Every entry that follows needs to be repeated exactly.
--- --- ---
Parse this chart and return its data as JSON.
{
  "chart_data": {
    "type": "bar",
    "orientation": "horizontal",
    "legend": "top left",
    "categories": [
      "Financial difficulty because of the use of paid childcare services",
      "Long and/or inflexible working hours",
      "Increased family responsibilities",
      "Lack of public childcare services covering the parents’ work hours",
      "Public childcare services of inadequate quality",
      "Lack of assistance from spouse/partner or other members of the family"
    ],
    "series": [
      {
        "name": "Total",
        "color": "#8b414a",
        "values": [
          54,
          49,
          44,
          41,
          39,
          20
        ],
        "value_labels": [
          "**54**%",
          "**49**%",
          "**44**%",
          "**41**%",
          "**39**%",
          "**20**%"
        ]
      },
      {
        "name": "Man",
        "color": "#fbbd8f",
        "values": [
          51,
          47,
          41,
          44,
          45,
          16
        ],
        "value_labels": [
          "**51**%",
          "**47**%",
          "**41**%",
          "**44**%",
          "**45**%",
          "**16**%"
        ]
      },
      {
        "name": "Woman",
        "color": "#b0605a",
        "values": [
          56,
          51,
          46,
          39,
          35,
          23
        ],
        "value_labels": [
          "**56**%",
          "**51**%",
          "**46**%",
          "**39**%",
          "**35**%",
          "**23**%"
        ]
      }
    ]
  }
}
--- --- ---
■ COMPLETED TASK:
Parse this chart and return its data as JSON.
{
  "chart_data": {
    "type": "bar",
    "orientation": "horizontal",
    "legend": "top left",
    "categories": [
      "Financial difficulty because of the use of paid childcare services",
      "Long and/or inflexible working hours",
      "Increased family responsibilities",
      "Lack of public childcare services covering the parents’ work hours",
      "Public childcare services of inadequate quality",
      "Lack of assistance from spouse/partner or other members of the family"
    ],
    "series": [
      {
        "name": "Total",
        "color": "#8b414a",
        "values": [
          54,
          49,
          44,
          41,
          39,
          20
        ],
        "value_labels": [
          "**54**%",
          "**49**%",
          "**44**%",
          "**41**%",
          "**39**%",
          "**20**%"
        ]
      },
      {
        "name": "Man",
        "color": "#fbbd8f",
        "values": [
          51,
          47,
          41,
          44,
          45,
          16
        ],
        "value_labels": [
          "**51**%",
          "**47**%",
          "**41**%",
          "**44**%",
          "**45**%",
          "**16**%"
        ]
      },
      {
        "name": "Woman",
        "color": "#b0605a",
        "values": [
          56,
          51,
          46,
          39,
          35,
          23
        ],
        "value_labels": [
          "**56**%",
          "**51**%",
          "**46**%",
          "**39**%",
          "**35**%",
          "**23**%"
        ]
      }
    ]
  }
}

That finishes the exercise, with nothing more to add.